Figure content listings
[Start of Attachment]
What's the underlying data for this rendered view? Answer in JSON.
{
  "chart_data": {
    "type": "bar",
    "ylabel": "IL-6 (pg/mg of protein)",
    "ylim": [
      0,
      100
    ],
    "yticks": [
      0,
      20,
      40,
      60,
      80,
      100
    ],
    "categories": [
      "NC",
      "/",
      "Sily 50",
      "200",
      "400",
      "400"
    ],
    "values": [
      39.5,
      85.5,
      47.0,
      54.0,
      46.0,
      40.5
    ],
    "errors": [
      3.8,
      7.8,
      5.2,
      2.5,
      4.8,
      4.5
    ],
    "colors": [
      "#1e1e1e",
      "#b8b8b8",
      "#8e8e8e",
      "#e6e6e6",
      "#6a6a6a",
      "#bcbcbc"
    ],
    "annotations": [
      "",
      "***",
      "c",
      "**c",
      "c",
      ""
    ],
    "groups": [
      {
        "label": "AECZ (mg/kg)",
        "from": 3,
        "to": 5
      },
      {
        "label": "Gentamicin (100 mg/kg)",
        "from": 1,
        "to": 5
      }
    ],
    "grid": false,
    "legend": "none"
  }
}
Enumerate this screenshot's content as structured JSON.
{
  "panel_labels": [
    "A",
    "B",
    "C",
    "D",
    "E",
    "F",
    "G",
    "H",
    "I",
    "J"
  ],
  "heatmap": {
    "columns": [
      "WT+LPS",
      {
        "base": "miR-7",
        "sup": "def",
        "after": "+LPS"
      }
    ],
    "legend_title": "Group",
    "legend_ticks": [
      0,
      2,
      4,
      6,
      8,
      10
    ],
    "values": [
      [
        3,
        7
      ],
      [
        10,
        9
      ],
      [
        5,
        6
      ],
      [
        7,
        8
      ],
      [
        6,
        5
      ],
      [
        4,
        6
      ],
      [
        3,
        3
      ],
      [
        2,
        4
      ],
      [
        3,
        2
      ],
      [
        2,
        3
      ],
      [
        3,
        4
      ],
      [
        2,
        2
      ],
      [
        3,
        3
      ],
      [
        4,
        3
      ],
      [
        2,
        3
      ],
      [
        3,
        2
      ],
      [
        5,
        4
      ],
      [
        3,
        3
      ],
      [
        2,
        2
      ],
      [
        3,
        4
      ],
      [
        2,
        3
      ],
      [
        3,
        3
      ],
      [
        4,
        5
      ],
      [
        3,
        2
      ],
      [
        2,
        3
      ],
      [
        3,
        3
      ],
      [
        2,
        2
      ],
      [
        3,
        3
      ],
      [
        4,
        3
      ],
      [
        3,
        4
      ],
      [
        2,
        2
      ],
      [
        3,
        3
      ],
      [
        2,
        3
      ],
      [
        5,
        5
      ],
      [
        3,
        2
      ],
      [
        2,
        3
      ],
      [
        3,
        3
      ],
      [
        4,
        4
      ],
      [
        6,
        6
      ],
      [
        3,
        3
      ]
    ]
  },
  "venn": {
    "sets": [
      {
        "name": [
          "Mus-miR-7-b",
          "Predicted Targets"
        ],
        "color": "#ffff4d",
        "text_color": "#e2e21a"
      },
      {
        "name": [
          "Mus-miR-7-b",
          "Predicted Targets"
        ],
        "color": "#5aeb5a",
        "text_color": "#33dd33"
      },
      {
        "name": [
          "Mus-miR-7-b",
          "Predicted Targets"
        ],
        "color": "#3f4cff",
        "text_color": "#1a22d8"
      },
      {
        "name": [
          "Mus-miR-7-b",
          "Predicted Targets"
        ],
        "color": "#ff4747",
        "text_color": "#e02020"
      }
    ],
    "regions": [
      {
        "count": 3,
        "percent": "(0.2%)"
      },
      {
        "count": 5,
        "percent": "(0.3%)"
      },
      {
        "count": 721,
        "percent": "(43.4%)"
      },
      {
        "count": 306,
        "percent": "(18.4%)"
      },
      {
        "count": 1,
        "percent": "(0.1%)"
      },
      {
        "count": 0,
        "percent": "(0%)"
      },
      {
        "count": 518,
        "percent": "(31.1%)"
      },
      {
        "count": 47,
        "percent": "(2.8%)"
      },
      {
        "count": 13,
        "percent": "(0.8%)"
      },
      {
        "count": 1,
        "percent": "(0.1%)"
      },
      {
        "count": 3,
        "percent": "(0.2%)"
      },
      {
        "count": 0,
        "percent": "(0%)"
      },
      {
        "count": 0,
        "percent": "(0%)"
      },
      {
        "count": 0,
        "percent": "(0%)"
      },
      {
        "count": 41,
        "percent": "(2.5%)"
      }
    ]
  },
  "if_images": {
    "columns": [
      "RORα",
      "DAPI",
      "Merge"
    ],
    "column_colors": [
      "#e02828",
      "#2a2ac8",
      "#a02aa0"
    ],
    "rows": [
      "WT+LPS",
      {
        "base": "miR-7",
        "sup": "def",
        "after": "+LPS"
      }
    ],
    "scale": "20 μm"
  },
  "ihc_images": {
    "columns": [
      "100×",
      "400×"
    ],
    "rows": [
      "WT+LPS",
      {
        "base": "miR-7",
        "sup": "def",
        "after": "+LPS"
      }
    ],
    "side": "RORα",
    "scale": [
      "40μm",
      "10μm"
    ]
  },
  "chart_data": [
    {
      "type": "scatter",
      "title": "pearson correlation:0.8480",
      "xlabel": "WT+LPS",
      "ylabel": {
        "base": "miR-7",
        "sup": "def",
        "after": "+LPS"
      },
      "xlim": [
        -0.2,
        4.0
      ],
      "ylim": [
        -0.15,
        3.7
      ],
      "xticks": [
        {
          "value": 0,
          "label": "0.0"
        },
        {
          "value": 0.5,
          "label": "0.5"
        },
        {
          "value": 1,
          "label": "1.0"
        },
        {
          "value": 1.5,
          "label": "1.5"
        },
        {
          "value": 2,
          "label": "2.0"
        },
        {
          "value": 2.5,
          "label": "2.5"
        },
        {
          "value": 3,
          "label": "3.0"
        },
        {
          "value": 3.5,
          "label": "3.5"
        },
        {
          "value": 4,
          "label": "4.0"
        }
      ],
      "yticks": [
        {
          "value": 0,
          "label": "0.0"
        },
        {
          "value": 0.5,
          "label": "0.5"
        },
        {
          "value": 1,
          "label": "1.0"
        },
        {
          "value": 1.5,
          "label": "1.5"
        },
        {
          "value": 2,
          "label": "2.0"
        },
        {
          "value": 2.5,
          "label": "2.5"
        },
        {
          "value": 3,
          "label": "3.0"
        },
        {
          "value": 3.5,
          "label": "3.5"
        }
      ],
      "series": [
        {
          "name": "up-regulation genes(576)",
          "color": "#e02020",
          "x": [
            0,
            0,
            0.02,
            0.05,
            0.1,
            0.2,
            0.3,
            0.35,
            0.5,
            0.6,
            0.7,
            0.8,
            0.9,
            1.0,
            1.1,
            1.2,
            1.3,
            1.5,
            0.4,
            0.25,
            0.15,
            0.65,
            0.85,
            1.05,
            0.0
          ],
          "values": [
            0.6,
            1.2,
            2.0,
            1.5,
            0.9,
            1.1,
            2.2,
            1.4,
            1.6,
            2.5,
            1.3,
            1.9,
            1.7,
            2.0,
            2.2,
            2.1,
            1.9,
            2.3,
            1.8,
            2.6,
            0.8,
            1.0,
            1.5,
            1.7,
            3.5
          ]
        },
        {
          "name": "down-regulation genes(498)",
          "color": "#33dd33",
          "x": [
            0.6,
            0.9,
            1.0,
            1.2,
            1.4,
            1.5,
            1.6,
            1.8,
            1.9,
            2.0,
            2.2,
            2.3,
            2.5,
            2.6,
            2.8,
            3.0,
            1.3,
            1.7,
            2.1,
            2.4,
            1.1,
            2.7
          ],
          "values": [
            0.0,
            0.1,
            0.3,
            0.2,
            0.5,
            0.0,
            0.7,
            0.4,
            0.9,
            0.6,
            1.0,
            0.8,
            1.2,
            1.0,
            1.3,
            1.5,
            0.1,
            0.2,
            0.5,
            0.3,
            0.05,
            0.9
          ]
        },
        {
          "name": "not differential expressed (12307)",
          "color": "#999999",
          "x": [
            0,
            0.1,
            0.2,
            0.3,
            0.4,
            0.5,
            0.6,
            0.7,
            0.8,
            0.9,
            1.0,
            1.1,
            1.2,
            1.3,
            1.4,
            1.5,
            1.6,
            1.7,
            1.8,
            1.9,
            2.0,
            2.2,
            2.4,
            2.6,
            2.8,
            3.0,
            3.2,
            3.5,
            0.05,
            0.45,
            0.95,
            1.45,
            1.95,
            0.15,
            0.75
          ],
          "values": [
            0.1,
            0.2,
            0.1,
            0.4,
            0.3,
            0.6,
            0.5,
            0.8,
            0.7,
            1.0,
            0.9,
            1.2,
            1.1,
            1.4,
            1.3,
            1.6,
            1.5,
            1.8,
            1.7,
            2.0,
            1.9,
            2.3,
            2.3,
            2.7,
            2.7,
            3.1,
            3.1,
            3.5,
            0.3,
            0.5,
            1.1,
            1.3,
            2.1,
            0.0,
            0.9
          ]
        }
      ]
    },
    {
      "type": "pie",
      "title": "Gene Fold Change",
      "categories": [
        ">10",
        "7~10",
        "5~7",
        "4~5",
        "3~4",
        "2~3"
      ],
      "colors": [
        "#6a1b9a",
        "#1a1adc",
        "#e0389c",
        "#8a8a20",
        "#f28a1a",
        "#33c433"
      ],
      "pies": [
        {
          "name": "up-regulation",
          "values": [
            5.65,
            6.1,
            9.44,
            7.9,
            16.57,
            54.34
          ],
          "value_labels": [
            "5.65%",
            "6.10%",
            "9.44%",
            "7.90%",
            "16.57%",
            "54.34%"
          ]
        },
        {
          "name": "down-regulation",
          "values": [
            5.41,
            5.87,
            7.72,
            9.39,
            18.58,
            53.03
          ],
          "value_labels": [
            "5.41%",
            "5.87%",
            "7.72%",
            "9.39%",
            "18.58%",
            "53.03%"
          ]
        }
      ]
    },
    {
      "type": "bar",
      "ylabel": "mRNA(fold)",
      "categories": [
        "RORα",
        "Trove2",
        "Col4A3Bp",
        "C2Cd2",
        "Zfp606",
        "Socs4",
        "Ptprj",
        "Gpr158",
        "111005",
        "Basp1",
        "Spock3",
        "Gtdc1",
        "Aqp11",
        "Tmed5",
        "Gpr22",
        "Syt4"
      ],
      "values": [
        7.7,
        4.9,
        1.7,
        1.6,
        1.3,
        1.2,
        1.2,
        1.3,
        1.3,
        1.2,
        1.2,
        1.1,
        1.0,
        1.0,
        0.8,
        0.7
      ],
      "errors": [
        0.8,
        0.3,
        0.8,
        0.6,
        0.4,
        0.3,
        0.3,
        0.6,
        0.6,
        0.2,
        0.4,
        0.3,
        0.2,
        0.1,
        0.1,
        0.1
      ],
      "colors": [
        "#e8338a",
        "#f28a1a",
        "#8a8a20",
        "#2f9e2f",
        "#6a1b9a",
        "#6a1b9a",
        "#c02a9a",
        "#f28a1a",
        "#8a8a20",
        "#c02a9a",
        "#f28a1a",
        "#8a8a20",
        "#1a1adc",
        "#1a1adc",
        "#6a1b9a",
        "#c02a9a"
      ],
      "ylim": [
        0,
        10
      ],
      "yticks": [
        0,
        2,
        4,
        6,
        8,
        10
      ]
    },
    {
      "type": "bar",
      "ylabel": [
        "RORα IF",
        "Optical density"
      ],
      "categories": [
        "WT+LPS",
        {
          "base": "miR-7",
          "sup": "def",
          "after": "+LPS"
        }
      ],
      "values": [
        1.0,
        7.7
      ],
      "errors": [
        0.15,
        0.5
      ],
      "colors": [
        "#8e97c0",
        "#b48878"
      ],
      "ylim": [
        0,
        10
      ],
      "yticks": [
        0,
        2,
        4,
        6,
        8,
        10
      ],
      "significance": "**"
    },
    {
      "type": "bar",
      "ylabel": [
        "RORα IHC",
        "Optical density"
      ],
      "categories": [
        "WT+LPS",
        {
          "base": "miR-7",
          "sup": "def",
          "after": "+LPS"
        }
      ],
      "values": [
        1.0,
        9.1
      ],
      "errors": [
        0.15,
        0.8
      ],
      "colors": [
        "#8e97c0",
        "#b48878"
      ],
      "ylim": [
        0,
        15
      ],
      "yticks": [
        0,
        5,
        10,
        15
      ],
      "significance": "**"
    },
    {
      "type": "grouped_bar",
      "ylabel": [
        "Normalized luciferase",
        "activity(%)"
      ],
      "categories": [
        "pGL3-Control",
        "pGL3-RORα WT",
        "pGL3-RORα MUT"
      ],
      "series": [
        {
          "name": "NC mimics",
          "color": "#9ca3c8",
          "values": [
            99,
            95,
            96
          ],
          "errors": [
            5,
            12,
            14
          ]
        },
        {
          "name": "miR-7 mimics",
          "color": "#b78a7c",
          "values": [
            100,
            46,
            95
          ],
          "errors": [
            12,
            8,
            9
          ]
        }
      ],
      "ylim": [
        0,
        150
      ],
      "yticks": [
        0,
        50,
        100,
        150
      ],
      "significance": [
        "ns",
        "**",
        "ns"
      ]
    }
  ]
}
[End of Attachment]
**Problem description:**
I need every line of the data that has the word "regulation"; please list them.

**Worked solution:**
          "name": "up-regulation genes(576)",
          "name": "down-regulation genes(498)",
          "name": "up-regulation",
          "name": "down-regulation",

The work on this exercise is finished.